start

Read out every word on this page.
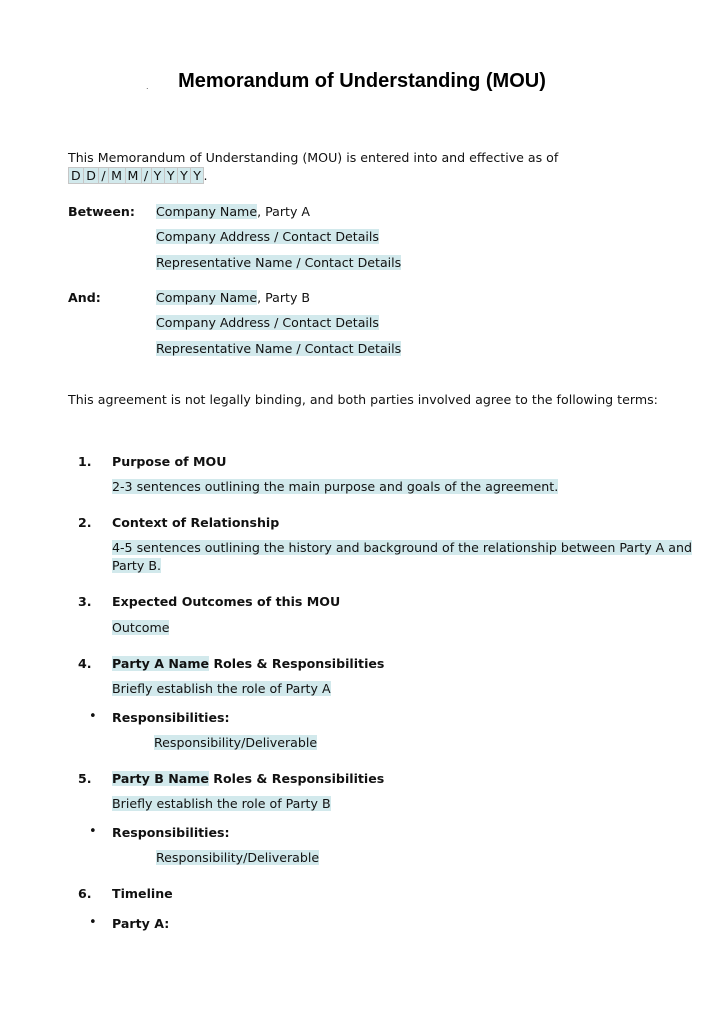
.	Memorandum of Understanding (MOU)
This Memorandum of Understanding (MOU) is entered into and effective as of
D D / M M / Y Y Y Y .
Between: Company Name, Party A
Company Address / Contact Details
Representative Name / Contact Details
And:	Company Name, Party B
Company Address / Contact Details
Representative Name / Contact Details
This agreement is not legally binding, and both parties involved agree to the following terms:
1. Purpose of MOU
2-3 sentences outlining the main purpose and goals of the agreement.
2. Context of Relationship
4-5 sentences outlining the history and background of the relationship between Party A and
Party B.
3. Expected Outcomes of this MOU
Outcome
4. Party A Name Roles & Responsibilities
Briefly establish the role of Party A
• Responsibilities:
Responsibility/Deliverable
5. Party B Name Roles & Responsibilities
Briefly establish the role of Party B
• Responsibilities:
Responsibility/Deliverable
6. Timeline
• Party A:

end

== Instructions to follow ==
Give the material again exactly as it is, but keep the pictures out.

== Response for this exercise ==
Read out every word on this page.
.	Memorandum of Understanding (MOU)
This Memorandum of Understanding (MOU) is entered into and effective as of
D D / M M / Y Y Y Y .
Between: Company Name, Party A
Company Address / Contact Details
Representative Name / Contact Details
And:	Company Name, Party B
Company Address / Contact Details
Representative Name / Contact Details
This agreement is not legally binding, and both parties involved agree to the following terms:
1. Purpose of MOU
2-3 sentences outlining the main purpose and goals of the agreement.
2. Context of Relationship
4-5 sentences outlining the history and background of the relationship between Party A and
Party B.
3. Expected Outcomes of this MOU
Outcome
4. Party A Name Roles & Responsibilities
Briefly establish the role of Party A
• Responsibilities:
Responsibility/Deliverable
5. Party B Name Roles & Responsibilities
Briefly establish the role of Party B
• Responsibilities:
Responsibility/Deliverable
6. Timeline
• Party A:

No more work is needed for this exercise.